WHAT NEEDS TO BE DONE
From the records below, copy every line that contains the word "JSON".

GIVEN INFORMATION
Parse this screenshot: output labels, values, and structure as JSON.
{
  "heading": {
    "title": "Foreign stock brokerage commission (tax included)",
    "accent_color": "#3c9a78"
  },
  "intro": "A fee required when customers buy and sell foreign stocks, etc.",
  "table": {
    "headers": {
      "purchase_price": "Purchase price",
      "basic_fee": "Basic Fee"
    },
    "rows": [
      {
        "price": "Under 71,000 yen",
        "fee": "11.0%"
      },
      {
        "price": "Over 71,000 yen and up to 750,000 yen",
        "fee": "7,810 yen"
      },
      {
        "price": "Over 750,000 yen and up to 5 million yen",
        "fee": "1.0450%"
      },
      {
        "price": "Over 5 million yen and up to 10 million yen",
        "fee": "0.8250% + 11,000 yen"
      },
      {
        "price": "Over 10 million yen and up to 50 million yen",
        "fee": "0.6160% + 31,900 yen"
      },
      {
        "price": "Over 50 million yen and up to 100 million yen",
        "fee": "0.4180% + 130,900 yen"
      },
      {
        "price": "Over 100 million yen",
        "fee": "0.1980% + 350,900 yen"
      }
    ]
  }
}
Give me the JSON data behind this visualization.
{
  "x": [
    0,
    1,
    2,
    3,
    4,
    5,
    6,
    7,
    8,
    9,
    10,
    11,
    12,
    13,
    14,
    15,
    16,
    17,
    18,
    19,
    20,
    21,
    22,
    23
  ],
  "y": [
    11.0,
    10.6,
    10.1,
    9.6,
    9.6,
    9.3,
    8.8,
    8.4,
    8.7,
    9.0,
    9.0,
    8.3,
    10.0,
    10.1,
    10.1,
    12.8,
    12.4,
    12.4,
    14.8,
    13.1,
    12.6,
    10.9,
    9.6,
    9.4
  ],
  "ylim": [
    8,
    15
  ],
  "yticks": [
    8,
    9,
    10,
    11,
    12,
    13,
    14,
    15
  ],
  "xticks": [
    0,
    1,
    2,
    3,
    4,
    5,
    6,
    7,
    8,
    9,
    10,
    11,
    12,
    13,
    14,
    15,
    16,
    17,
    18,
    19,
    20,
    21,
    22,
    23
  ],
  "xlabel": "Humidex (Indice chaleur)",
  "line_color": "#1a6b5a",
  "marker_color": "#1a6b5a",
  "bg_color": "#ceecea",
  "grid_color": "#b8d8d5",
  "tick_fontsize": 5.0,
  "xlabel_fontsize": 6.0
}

TASK SOLUTION
Parse this screenshot: output labels, values, and structure as JSON.
Give me the JSON data behind this visualization.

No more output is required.